:: Provided material ::
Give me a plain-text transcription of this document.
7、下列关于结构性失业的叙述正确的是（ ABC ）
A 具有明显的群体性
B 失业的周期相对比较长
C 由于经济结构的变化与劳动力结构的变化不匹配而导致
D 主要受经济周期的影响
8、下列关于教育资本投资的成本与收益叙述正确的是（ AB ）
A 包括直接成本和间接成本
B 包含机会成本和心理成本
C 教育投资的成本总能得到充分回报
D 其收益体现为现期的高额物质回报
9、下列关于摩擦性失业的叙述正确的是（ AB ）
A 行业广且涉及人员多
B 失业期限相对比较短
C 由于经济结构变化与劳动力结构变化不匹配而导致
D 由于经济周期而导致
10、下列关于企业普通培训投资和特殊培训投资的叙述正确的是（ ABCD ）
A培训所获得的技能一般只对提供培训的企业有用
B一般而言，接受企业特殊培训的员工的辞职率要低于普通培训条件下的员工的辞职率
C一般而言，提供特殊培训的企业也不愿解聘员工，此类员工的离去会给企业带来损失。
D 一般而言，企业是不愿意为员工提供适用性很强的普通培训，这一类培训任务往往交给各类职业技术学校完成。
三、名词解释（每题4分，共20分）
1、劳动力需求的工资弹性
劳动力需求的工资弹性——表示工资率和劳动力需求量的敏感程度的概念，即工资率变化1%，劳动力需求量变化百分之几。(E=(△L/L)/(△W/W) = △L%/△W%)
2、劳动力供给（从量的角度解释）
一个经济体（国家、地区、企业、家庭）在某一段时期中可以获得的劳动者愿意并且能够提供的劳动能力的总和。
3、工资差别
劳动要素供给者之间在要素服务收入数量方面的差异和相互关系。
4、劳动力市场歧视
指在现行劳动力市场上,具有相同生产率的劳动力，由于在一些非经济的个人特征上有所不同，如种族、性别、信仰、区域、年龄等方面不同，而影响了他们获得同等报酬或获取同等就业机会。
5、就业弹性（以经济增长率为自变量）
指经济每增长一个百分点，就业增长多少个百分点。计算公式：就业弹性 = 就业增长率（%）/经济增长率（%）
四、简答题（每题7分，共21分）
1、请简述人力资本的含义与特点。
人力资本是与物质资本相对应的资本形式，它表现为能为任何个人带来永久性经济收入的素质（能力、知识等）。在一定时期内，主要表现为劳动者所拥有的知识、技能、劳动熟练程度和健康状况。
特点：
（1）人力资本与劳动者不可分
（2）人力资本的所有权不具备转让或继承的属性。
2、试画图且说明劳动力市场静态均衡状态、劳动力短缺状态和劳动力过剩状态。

:: Short problem ::
Tally up the lines of the listing containing the word "劳动力需求的工资弹性". Give only the total.

:: Finished exercise ::
2